§ Assignment
Carry on the post about Visual Studio 2015's ES6/ES7 support for React, picking up right after its final sentence.

§ Source extract
4
votes

Visual Studio 2015 support for ES6/ES7 syntax with React has some definite limitations compared to Babel / Sublime (or Atom, VS Code, etc). Specifically, I am trying to achieve 'support' for ES6 imports / exports and ES7 decorators and class properties in JSX files WITHOUT turning off JS debugging / intellisense in Visual Studio 2015 (.NET 4.5 project NOT version 5).

I've found a few things that were helpful, such as this hack to the node server VS utilizes to parse JSX (and am working on modifying it to use Babel, but have already ran into a few issues with the approach).

I have downloaded the node tools, turned on ES6 intellisense preview, and have TypeScript 1.7.6 installed.

So, its better, but still has too many limitations.

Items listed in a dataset
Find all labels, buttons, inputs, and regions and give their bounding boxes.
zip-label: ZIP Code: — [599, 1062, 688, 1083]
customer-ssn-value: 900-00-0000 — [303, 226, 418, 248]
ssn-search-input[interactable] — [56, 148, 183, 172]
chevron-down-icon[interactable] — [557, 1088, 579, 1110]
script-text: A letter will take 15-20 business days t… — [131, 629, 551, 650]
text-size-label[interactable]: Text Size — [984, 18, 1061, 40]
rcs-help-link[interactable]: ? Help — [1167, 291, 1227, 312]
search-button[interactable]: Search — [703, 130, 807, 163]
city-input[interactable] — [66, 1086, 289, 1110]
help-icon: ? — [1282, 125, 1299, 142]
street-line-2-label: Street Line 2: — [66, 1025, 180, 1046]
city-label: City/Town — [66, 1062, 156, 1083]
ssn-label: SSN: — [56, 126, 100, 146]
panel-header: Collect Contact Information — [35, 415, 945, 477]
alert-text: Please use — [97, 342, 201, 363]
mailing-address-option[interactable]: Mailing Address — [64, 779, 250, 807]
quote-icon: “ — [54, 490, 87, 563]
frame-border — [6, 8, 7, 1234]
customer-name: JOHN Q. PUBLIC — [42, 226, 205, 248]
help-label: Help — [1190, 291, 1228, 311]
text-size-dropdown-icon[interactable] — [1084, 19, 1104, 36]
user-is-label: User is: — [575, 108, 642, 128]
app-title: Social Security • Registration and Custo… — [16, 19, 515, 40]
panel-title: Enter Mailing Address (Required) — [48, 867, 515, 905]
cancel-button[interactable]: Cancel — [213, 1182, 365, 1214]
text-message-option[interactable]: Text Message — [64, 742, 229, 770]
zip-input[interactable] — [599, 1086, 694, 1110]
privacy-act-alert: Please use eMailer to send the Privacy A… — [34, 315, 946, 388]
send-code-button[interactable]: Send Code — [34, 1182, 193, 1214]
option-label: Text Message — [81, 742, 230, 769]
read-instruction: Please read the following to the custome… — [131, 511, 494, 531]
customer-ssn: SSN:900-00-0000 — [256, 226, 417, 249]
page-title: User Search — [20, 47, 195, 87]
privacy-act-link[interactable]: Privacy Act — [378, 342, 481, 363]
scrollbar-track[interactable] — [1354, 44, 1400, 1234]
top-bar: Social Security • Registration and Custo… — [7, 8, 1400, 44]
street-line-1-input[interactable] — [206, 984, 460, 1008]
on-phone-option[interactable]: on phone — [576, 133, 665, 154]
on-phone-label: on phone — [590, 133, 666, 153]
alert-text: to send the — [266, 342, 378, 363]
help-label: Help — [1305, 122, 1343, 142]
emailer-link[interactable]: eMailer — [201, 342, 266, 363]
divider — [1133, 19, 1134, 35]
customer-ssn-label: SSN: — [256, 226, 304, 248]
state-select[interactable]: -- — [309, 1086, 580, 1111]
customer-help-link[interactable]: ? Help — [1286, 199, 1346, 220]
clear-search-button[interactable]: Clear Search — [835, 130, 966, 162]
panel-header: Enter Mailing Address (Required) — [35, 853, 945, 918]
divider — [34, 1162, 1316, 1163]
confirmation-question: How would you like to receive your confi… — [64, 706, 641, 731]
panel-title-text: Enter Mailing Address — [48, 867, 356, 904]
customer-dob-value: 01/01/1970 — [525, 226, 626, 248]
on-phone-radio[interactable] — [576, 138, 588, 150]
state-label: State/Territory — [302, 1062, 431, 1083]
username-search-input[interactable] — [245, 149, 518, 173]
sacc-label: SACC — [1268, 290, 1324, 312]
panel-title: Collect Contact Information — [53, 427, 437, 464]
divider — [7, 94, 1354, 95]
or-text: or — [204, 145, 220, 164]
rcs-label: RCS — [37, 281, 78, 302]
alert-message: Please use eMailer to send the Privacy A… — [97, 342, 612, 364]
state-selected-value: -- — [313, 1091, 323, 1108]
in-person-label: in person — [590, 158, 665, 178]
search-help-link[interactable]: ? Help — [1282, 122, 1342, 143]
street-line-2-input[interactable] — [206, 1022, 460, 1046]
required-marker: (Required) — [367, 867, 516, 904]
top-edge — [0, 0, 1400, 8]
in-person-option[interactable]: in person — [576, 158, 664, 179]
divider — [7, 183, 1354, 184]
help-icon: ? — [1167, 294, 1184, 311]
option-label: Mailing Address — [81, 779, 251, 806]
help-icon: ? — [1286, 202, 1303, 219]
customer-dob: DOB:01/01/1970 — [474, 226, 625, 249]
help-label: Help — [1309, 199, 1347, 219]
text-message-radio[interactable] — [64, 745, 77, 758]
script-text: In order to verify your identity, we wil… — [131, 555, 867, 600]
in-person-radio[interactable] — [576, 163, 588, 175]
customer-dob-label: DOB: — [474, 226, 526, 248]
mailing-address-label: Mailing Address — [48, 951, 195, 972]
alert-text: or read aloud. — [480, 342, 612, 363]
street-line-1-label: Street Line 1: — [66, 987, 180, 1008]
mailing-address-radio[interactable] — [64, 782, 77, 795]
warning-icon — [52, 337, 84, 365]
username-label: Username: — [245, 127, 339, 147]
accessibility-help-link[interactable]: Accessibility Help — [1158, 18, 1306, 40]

§ Response to this exercise
It looks like Microsoft is pouring most of its JSX support into TypeScript. While I recognize some of the benefits of TypeScript, at this point, I don't want to write my JSX in TypeScript, BUT from what I understand, valid JS is valid TypeScript, and if I can achieve better React / ES6 / ES7 support now (or in the future) by changing the extension of my files from JS / JSX to TS /TSX, fine; however, when I tried this, Visual Studio 2015 instantly began complaining about the lack of typing definitions and explicit types within my JSX syntax. Can you turn these off?

In other words, anyway to tell Visual Studio 2015 'highlight this file like you would TypeScript, provide some basic syntax validation, some nice intellisense, but don't worry about building, sourcemaps or anything else' (I am using webpack for this)?

To be clear, my question is "how can I achieve the absolute best ES6/ES7 support with React in Visual Studio 2015" because my problem is I have a .NET 4.5 MVC app that needs to be built, and the front-end needs to be 'modern' ES6/ES7 React.

If there is another way to solve my problem (like with VS Code + Mono -- required .NET 5+), or if you have any advice on how best to answer the above question, it would be greatly appreciated. Thanks in advance for any help you can offer!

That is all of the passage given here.